• **Passage source**:

----------------

Ce qu’en général, et même par rapport aux objets sensibles, on a affirmé jusqu’ici du rapport de l’homme à l’objet, vaut particulièrement pour le rapport qu’il entretient avec l’objet religieux.

Dans le rapport aux objets sensibles la conscience de l’objet est séparable de la conscience de soi ; mais dans le cas de l’objet  religieux la conscience coïncide immédiatement avec la conscience de soi.

L’objet sensible existe extérieures ment à l’homme, l’objet religieux en lui, objet intérieur – qui le délaisse aussi peu que ne le fait sa conscience de soi, sa conscience morale — objet intime, le plus intime, le plus proche.

« Dieu », dit par exemple Augustin, « nous est plus proche, plus apparenté et partant plus facilement connaissable que les choses sensibles, corporelles ».

L’objet sensible est en soi indifférent, indépendant de la conviction, du jugement ; mais l’objet de la religion est un objet de choix : l’être le meilleur, premier, suprême ; il présuppose essentiellement un jugement critique, la distinction du divin et du non-divin, de ce qu’on peut adorer et de ce qu’on ne peut pas.

Et ici donc vaut, sans aucune restriction, la proposition : l’objet de l’homme n’est rien d’autre que son essence, objective, elle-même. Telle la pensée de l’homme, tels ses sentiments, tel son Dieu : autant de valeur possède l’homme, autant et pas plus, son Dieu.

----------------

• **Tâche à réaliser**: Poursuivez, s'il vous plaît, le passage sur l'objet religieux en reprenant juste après sa dernière phrase. Les données qui suivent forment un matériau indépendant du passage.

• **Données fournies**:

----------------

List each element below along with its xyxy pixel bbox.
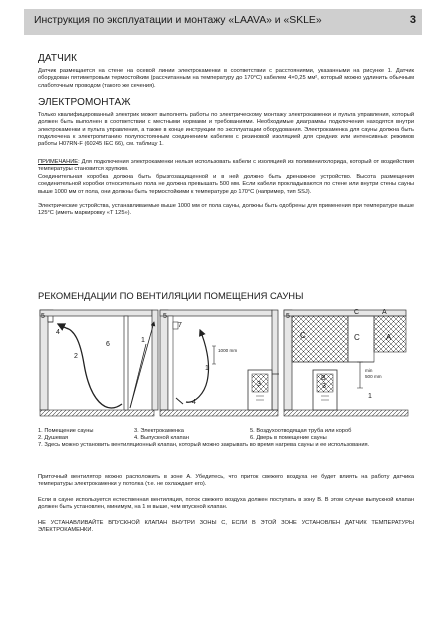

----------------

• **Réponse rédigée**:
La conscience de Dieu est la conscience de soi de l’homme, la connaissance de Dieu est la connaissance de soi, de l’homme.

A partir de son Dieu tu connais l’homme, et inversement à partir de l’homme son Dieu : les deux ne font qu’un.

Ce que Dieu est pour l’homme, c’est son esprit, son âme, et ce qui est le propre de l’esprit humain, son âme, son coeur, c’est cela son Dieu : Dieu est l’intériorité manifeste, le soi exprimé de nomme ; la religion est le solennel dévoilement des trésors cachés de l’homme, l’aveu de ses pensées les plus intimes, la confession publique de ses secrets d’amour.

Mais si la religion, consciente de Dieu, est désignée comme étant la conscience de soi de l’homme, cela ne peut signifier que l’homme religieux a directement conscience du fait que sa conscience de Dieu est la conscience de soi de son essence, puisque c’est la carence de cette conscience qui précisément fonde l’essence particulière de la religion.

Pour écarter ce malentendu, il vaut mieux dire : la religion est la première conscience de soi de l’homme, mais indirecte. (…)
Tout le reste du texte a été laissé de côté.